◆ WRITTEN REQUEST 1 ◆
In the text on the Gazetteer of the Bombay Presidency, reproduce word for word the part that begins with the words "Historical publication of" and ends with "James Macnabb Campbell.".
◆ WRITTEN REQUEST 2 ◆
According to the text on the Gazetteer of the Bombay Presidency, who was the general editor of the first edition?

◆ EXTRACT PROVIDED ◆
--*--

= Gazetteer of the Bombay Presidency =

Historical publication of the British Raj

Gazetteer of the Bombay Presidency is a publication of the erstwhile British India first published in the year 1884 and printed at the Government Central Press, Bombay (now Mumbai) in 1884. Since the early 19th Century the English East India Company and later the British Empire annexed most of Western India and collectively named the provinces in Western India as Bombay Presidency.

Most of these texts are now available free to read online as scanned books (see External Links).

Each volume in the publications consists of the historic, geographic and demographic information of the numerous British and princely states under the presidency. The general editor of the first edition was James Macnabb Campbell.

==Volumes==

===Part I===
Part I consists of
- History of Gujarat
- History of other minor states - Sholapur, Belgaum, etc.

===Part II===
Part II consists of five books, namely;

- Book I - History of The Konkan, By The Reverend Alexander Kyd Nairne.

--*--

Page element annotations

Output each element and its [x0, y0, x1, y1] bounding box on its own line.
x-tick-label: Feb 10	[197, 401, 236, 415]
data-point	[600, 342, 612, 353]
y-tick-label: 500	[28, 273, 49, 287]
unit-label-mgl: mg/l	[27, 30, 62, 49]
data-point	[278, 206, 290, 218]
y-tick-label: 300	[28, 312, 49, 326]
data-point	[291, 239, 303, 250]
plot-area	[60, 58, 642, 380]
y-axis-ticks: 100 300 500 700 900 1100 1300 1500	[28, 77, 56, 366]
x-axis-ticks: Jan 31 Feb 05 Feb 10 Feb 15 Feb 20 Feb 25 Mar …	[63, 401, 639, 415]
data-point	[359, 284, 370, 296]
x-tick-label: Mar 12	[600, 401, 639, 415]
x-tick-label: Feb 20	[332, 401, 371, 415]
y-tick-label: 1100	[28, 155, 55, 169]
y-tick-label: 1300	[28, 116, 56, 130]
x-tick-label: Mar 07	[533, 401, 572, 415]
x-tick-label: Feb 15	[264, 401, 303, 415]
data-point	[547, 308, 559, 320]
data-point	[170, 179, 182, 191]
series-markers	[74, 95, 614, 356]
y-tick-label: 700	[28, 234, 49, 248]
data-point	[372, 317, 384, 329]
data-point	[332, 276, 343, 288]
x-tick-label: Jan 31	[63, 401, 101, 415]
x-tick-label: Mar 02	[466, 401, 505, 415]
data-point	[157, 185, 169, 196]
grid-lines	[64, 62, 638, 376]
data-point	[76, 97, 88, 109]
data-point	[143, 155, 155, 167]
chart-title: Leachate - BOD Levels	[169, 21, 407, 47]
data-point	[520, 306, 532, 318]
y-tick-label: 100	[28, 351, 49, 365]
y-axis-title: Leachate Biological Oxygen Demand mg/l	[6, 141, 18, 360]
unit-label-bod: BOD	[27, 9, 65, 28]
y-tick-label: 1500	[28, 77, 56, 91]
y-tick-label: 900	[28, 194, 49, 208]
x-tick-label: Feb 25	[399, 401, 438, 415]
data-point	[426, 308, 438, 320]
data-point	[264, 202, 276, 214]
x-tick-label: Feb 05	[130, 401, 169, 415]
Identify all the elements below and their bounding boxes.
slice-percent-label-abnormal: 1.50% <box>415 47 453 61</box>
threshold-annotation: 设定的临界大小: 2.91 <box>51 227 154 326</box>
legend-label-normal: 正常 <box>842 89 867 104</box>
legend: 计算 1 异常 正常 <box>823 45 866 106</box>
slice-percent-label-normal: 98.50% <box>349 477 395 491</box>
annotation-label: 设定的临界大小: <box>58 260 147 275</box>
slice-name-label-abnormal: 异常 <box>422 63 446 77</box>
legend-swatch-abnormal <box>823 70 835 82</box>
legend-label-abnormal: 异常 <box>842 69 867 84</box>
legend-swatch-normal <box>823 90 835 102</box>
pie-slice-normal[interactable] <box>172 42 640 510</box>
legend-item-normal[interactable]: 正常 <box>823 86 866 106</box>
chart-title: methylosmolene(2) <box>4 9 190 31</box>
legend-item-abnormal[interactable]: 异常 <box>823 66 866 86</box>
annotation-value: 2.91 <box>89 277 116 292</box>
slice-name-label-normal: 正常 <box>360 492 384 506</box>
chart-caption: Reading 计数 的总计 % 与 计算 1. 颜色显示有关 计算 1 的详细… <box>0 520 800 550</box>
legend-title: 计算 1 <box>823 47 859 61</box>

--*--

◆ EXERCISE SOLUTION 1 ◆
Historical publication of the British Raj

Gazetteer of the Bombay Presidency is a publication of the erstwhile British India first published in the year 1884 and printed at the Government Central Press, Bombay (now Mumbai) in 1884. Since the early 19th Century the English East India Company and later the British Empire annexed most of Western India and collectively named the provinces in Western India as Bombay Presidency.

Most of these texts are now available free to read online as scanned books (see External Links).

Each volume in the publications consists of the historic, geographic and demographic information of the numerous British and princely states under the presidency. The general editor of the first edition was James Macnabb Campbell.

◆ EXERCISE SOLUTION 2 ◆
James Macnabb Campbell